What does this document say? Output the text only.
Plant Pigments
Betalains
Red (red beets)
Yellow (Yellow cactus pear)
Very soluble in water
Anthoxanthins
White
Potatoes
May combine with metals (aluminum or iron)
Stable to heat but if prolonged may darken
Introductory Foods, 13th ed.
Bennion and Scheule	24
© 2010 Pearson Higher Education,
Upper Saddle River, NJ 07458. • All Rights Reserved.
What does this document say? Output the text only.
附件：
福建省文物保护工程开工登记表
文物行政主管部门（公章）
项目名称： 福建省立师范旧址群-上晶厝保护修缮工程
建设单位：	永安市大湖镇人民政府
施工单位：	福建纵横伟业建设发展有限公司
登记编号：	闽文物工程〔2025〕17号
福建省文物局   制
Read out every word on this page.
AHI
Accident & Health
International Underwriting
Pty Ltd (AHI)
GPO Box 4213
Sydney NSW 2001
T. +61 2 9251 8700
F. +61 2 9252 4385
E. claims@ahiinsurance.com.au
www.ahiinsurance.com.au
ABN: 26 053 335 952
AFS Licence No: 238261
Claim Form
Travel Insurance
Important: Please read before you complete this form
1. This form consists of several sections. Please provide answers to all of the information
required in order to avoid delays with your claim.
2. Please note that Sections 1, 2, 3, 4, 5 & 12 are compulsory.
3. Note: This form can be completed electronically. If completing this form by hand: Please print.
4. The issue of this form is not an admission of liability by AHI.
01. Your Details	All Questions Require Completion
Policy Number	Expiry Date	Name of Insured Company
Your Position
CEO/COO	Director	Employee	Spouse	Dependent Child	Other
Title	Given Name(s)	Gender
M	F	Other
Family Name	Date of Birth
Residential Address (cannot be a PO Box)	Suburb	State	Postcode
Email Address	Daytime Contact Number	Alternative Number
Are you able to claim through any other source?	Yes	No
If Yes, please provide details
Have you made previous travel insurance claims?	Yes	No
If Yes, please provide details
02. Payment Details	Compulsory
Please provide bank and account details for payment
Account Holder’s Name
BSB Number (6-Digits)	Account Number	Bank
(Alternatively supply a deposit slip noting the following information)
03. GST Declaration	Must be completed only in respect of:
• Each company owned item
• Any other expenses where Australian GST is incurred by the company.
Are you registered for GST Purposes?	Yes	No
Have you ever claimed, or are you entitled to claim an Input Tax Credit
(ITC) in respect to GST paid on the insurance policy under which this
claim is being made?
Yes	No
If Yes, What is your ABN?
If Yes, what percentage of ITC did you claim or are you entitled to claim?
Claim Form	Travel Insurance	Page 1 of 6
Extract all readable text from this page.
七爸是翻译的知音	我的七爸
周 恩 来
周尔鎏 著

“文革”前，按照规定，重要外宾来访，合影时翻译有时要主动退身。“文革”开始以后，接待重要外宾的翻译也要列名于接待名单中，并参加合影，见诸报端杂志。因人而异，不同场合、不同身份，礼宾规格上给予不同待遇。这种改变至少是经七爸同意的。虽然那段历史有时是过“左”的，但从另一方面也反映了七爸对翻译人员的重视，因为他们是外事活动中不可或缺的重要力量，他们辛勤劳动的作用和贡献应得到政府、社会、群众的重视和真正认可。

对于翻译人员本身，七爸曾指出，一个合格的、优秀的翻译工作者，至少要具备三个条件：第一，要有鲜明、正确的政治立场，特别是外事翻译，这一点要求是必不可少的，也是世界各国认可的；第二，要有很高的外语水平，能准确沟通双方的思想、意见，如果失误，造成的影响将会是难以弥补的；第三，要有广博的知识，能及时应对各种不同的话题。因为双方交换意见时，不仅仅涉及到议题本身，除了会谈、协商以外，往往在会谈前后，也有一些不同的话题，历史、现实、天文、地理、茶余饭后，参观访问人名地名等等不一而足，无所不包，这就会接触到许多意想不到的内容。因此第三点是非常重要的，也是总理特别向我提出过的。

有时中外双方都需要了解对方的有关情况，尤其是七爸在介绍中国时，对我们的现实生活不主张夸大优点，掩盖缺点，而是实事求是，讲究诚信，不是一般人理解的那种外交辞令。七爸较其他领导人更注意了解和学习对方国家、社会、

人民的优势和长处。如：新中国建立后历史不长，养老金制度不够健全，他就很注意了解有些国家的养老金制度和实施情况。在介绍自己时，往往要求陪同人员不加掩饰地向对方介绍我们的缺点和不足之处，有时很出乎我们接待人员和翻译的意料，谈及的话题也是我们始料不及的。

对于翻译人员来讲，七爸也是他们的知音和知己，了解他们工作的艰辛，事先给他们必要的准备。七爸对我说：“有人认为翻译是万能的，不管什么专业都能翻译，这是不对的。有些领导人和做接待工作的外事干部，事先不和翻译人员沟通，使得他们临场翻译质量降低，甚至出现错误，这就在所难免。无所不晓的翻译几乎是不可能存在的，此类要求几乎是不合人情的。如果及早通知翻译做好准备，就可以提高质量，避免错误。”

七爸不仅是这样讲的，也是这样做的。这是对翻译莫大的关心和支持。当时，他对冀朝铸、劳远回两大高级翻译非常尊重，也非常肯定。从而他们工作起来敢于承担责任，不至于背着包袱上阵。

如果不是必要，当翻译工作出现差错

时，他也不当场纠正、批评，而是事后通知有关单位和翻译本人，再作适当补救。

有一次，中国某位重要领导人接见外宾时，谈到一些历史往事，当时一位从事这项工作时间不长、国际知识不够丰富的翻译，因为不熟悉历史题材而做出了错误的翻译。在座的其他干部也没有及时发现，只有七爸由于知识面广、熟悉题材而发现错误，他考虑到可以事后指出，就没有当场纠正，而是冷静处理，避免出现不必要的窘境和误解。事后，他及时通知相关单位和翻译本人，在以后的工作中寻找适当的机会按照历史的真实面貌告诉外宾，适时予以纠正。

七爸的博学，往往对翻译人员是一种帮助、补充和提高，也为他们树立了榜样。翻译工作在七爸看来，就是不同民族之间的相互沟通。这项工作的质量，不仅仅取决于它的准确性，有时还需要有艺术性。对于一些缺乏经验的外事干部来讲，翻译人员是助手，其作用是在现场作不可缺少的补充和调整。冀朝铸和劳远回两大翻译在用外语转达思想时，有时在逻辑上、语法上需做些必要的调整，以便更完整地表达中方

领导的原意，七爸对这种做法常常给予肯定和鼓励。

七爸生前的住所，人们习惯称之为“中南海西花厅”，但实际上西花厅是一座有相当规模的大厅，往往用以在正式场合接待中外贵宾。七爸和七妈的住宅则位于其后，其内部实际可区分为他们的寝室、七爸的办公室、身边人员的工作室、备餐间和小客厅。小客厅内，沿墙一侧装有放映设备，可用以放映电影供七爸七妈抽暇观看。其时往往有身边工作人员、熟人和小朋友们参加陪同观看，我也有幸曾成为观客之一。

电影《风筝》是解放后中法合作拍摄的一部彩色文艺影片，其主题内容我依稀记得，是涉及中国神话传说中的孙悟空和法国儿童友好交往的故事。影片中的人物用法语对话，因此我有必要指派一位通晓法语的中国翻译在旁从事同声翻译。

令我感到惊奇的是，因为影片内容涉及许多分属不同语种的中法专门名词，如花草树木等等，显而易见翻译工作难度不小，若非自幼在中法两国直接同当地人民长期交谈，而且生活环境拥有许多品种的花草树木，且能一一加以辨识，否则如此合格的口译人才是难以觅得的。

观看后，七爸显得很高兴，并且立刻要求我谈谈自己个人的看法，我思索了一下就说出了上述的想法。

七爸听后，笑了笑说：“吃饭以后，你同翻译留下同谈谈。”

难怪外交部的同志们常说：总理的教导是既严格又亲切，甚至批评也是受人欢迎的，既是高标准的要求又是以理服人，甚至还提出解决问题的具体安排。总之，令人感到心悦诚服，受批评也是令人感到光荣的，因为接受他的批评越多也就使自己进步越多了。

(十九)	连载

■ ■ ■ ■ ■ ■ ■

REQUIREMENTS: Go through the listing and print each line exactly as it appears.

CORRECT RESULT:
What does this document say? Output the text only.
Plant Pigments
Betalains
Red (red beets)
Yellow (Yellow cactus pear)
Very soluble in water
Anthoxanthins
White
Potatoes
May combine with metals (aluminum or iron)
Stable to heat but if prolonged may darken
Introductory Foods, 13th ed.
Bennion and Scheule	24
© 2010 Pearson Higher Education,
Upper Saddle River, NJ 07458. • All Rights Reserved.
What does this document say? Output the text only.
附件：
福建省文物保护工程开工登记表
文物行政主管部门（公章）
项目名称： 福建省立师范旧址群-上晶厝保护修缮工程
建设单位：	永安市大湖镇人民政府
施工单位：	福建纵横伟业建设发展有限公司
登记编号：	闽文物工程〔2025〕17号
福建省文物局   制
Read out every word on this page.
AHI
Accident & Health
International Underwriting
Pty Ltd (AHI)
GPO Box 4213
Sydney NSW 2001
T. +61 2 9251 8700
F. +61 2 9252 4385
E. claims@ahiinsurance.com.au
www.ahiinsurance.com.au
ABN: 26 053 335 952
AFS Licence No: 238261
Claim Form
Travel Insurance
Important: Please read before you complete this form
1. This form consists of several sections. Please provide answers to all of the information
required in order to avoid delays with your claim.
2. Please note that Sections 1, 2, 3, 4, 5 & 12 are compulsory.
3. Note: This form can be completed electronically. If completing this form by hand: Please print.
4. The issue of this form is not an admission of liability by AHI.
01. Your Details	All Questions Require Completion
Policy Number	Expiry Date	Name of Insured Company
Your Position
CEO/COO	Director	Employee	Spouse	Dependent Child	Other
Title	Given Name(s)	Gender
M	F	Other
Family Name	Date of Birth
Residential Address (cannot be a PO Box)	Suburb	State	Postcode
Email Address	Daytime Contact Number	Alternative Number
Are you able to claim through any other source?	Yes	No
If Yes, please provide details
Have you made previous travel insurance claims?	Yes	No
If Yes, please provide details
02. Payment Details	Compulsory
Please provide bank and account details for payment
Account Holder’s Name
BSB Number (6-Digits)	Account Number	Bank
(Alternatively supply a deposit slip noting the following information)
03. GST Declaration	Must be completed only in respect of:
• Each company owned item
• Any other expenses where Australian GST is incurred by the company.
Are you registered for GST Purposes?	Yes	No
Have you ever claimed, or are you entitled to claim an Input Tax Credit
(ITC) in respect to GST paid on the insurance policy under which this
claim is being made?
Yes	No
If Yes, What is your ABN?
If Yes, what percentage of ITC did you claim or are you entitled to claim?
Claim Form	Travel Insurance	Page 1 of 6
Extract all readable text from this page.
七爸是翻译的知音	我的七爸
周 恩 来
周尔鎏 著

“文革”前，按照规定，重要外宾来访，合影时翻译有时要主动退身。“文革”开始以后，接待重要外宾的翻译也要列名于接待名单中，并参加合影，见诸报端杂志。因人而异，不同场合、不同身份，礼宾规格上给予不同待遇。这种改变至少是经七爸同意的。虽然那段历史有时是过“左”的，但从另一方面也反映了七爸对翻译人员的重视，因为他们是外事活动中不可或缺的重要力量，他们辛勤劳动的作用和贡献应得到政府、社会、群众的重视和真正认可。

对于翻译人员本身，七爸曾指出，一个合格的、优秀的翻译工作者，至少要具备三个条件：第一，要有鲜明、正确的政治立场，特别是外事翻译，这一点要求是必不可少的，也是世界各国认可的；第二，要有很高的外语水平，能准确沟通双方的思想、意见，如果失误，造成的影响将会是难以弥补的；第三，要有广博的知识，能及时应对各种不同的话题。因为双方交换意见时，不仅仅涉及到议题本身，除了会谈、协商以外，往往在会谈前后，也有一些不同的话题，历史、现实、天文、地理、茶余饭后，参观访问人名地名等等不一而足，无所不包，这就会接触到许多意想不到的内容。因此第三点是非常重要的，也是总理特别向我提出过的。

有时中外双方都需要了解对方的有关情况，尤其是七爸在介绍中国时，对我们的现实生活不主张夸大优点，掩盖缺点，而是实事求是，讲究诚信，不是一般人理解的那种外交辞令。七爸较其他领导人更注意了解和学习对方国家、社会、

人民的优势和长处。如：新中国建立后历史不长，养老金制度不够健全，他就很注意了解有些国家的养老金制度和实施情况。在介绍自己时，往往要求陪同人员不加掩饰地向对方介绍我们的缺点和不足之处，有时很出乎我们接待人员和翻译的意料，谈及的话题也是我们始料不及的。

对于翻译人员来讲，七爸也是他们的知音和知己，了解他们工作的艰辛，事先给他们必要的准备。七爸对我说：“有人认为翻译是万能的，不管什么专业都能翻译，这是不对的。有些领导人和做接待工作的外事干部，事先不和翻译人员沟通，使得他们临场翻译质量降低，甚至出现错误，这就在所难免。无所不晓的翻译几乎是不可能存在的，此类要求几乎是不合人情的。如果及早通知翻译做好准备，就可以提高质量，避免错误。”

七爸不仅是这样讲的，也是这样做的。这是对翻译莫大的关心和支持。当时，他对冀朝铸、劳远回两大高级翻译非常尊重，也非常肯定。从而他们工作起来敢于承担责任，不至于背着包袱上阵。

如果不是必要，当翻译工作出现差错

时，他也不当场纠正、批评，而是事后通知有关单位和翻译本人，再作适当补救。

有一次，中国某位重要领导人接见外宾时，谈到一些历史往事，当时一位从事这项工作时间不长、国际知识不够丰富的翻译，因为不熟悉历史题材而做出了错误的翻译。在座的其他干部也没有及时发现，只有七爸由于知识面广、熟悉题材而发现错误，他考虑到可以事后指出，就没有当场纠正，而是冷静处理，避免出现不必要的窘境和误解。事后，他及时通知相关单位和翻译本人，在以后的工作中寻找适当的机会按照历史的真实面貌告诉外宾，适时予以纠正。

七爸的博学，往往对翻译人员是一种帮助、补充和提高，也为他们树立了榜样。翻译工作在七爸看来，就是不同民族之间的相互沟通。这项工作的质量，不仅仅取决于它的准确性，有时还需要有艺术性。对于一些缺乏经验的外事干部来讲，翻译人员是助手，其作用是在现场作不可缺少的补充和调整。冀朝铸和劳远回两大翻译在用外语转达思想时，有时在逻辑上、语法上需做些必要的调整，以便更完整地表达中方

领导的原意，七爸对这种做法常常给予肯定和鼓励。

七爸生前的住所，人们习惯称之为“中南海西花厅”，但实际上西花厅是一座有相当规模的大厅，往往用以在正式场合接待中外贵宾。七爸和七妈的住宅则位于其后，其内部实际可区分为他们的寝室、七爸的办公室、身边人员的工作室、备餐间和小客厅。小客厅内，沿墙一侧装有放映设备，可用以放映电影供七爸七妈抽暇观看。其时往往有身边工作人员、熟人和小朋友们参加陪同观看，我也有幸曾成为观客之一。

电影《风筝》是解放后中法合作拍摄的一部彩色文艺影片，其主题内容我依稀记得，是涉及中国神话传说中的孙悟空和法国儿童友好交往的故事。影片中的人物用法语对话，因此我有必要指派一位通晓法语的中国翻译在旁从事同声翻译。

令我感到惊奇的是，因为影片内容涉及许多分属不同语种的中法专门名词，如花草树木等等，显而易见翻译工作难度不小，若非自幼在中法两国直接同当地人民长期交谈，而且生活环境拥有许多品种的花草树木，且能一一加以辨识，否则如此合格的口译人才是难以觅得的。

观看后，七爸显得很高兴，并且立刻要求我谈谈自己个人的看法，我思索了一下就说出了上述的想法。

七爸听后，笑了笑说：“吃饭以后，你同翻译留下同谈谈。”

难怪外交部的同志们常说：总理的教导是既严格又亲切，甚至批评也是受人欢迎的，既是高标准的要求又是以理服人，甚至还提出解决问题的具体安排。总之，令人感到心悦诚服，受批评也是令人感到光荣的，因为接受他的批评越多也就使自己进步越多了。

(十九)	连载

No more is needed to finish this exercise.